::: Items :::
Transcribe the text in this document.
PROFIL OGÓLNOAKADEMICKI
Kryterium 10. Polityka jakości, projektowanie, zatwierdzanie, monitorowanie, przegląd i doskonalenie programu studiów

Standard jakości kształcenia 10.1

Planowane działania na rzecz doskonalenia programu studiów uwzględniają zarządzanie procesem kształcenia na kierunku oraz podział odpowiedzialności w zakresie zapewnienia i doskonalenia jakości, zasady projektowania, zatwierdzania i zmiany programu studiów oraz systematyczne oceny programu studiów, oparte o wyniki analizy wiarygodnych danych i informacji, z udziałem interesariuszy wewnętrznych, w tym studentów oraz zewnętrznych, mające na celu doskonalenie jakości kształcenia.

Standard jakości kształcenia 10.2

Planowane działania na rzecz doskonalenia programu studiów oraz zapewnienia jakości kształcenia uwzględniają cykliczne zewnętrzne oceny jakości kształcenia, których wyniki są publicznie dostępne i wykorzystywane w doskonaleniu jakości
:::
::: Items :::
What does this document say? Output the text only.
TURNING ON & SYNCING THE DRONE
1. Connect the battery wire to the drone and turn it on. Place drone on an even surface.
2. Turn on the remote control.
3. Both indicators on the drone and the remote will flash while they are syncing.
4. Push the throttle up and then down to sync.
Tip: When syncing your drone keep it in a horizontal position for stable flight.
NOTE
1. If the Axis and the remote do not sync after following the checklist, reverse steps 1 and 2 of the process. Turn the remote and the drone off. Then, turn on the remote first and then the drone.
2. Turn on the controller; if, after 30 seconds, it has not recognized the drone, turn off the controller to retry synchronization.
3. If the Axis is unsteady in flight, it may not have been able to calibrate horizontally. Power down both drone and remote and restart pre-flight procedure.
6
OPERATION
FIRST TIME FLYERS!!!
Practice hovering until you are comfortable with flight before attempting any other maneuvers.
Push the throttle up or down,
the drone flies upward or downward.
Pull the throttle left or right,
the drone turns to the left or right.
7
:::
(What you need to do): Tally every line of the listing that holds the string "Push", then give the number by itself.

(Full solution): 2